INSTRUCTION:
Return exactly the span of lines that opens with the line containing "Read all visible content and emit it as JSON." and closes with the last line of the data, inclusive.

DATASET RECORDS:
* begin *
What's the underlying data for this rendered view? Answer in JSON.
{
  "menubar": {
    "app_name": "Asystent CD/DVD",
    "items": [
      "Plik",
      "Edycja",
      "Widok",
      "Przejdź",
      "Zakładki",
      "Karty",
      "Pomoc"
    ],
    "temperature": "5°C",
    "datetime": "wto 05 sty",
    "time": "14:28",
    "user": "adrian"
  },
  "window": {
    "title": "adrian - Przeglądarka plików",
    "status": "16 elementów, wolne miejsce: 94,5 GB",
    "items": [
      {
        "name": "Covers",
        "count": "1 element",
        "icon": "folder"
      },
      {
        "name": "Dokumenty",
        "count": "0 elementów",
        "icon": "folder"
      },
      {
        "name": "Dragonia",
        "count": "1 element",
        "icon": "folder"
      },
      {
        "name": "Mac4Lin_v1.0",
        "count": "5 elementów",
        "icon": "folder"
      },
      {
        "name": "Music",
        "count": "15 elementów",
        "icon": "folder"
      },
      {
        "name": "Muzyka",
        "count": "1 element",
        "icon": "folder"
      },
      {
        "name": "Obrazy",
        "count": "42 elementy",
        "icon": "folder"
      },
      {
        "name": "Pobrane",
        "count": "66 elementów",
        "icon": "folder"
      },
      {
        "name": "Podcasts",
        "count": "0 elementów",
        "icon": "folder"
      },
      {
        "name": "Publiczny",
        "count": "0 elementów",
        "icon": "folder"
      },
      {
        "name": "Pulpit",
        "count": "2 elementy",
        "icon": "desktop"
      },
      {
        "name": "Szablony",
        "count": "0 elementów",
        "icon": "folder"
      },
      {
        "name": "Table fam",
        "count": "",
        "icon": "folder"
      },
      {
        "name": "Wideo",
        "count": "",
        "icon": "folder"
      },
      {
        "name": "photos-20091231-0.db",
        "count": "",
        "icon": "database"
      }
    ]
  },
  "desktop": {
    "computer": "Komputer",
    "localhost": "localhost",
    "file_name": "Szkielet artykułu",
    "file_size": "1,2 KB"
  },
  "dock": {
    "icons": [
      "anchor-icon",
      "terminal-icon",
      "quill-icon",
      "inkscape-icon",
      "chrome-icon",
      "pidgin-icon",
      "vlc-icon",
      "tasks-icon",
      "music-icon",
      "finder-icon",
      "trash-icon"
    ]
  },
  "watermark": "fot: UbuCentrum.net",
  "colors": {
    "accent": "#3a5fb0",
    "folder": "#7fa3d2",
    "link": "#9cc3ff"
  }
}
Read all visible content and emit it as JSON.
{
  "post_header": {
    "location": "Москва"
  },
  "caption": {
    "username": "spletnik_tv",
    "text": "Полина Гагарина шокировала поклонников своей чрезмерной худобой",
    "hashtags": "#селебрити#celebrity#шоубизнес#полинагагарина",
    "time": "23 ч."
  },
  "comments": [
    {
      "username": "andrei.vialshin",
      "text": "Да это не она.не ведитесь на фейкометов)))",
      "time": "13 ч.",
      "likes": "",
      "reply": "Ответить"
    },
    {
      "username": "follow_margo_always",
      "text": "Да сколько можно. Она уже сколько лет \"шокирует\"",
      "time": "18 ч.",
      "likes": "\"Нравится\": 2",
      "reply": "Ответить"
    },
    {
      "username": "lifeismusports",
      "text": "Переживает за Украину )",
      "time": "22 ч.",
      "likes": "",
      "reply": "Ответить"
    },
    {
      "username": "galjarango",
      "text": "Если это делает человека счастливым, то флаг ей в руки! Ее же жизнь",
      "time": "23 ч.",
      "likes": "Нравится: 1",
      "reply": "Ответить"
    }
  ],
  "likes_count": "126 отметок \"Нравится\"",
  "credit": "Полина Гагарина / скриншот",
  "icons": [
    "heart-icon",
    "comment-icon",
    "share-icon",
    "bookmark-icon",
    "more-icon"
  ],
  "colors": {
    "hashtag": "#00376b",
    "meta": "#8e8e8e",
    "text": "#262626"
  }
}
* end *
RESULT BELOW:
Read all visible content and emit it as JSON.
{
  "post_header": {
    "location": "Москва"
  },
  "caption": {
    "username": "spletnik_tv",
    "text": "Полина Гагарина шокировала поклонников своей чрезмерной худобой",
    "hashtags": "#селебрити#celebrity#шоубизнес#полинагагарина",
    "time": "23 ч."
  },
  "comments": [
    {
      "username": "andrei.vialshin",
      "text": "Да это не она.не ведитесь на фейкометов)))",
      "time": "13 ч.",
      "likes": "",
      "reply": "Ответить"
    },
    {
      "username": "follow_margo_always",
      "text": "Да сколько можно. Она уже сколько лет \"шокирует\"",
      "time": "18 ч.",
      "likes": "\"Нравится\": 2",
      "reply": "Ответить"
    },
    {
      "username": "lifeismusports",
      "text": "Переживает за Украину )",
      "time": "22 ч.",
      "likes": "",
      "reply": "Ответить"
    },
    {
      "username": "galjarango",
      "text": "Если это делает человека счастливым, то флаг ей в руки! Ее же жизнь",
      "time": "23 ч.",
      "likes": "Нравится: 1",
      "reply": "Ответить"
    }
  ],
  "likes_count": "126 отметок \"Нравится\"",
  "credit": "Полина Гагарина / скриншот",
  "icons": [
    "heart-icon",
    "comment-icon",
    "share-icon",
    "bookmark-icon",
    "more-icon"
  ],
  "colors": {
    "hashtag": "#00376b",
    "meta": "#8e8e8e",
    "text": "#262626"
  }
}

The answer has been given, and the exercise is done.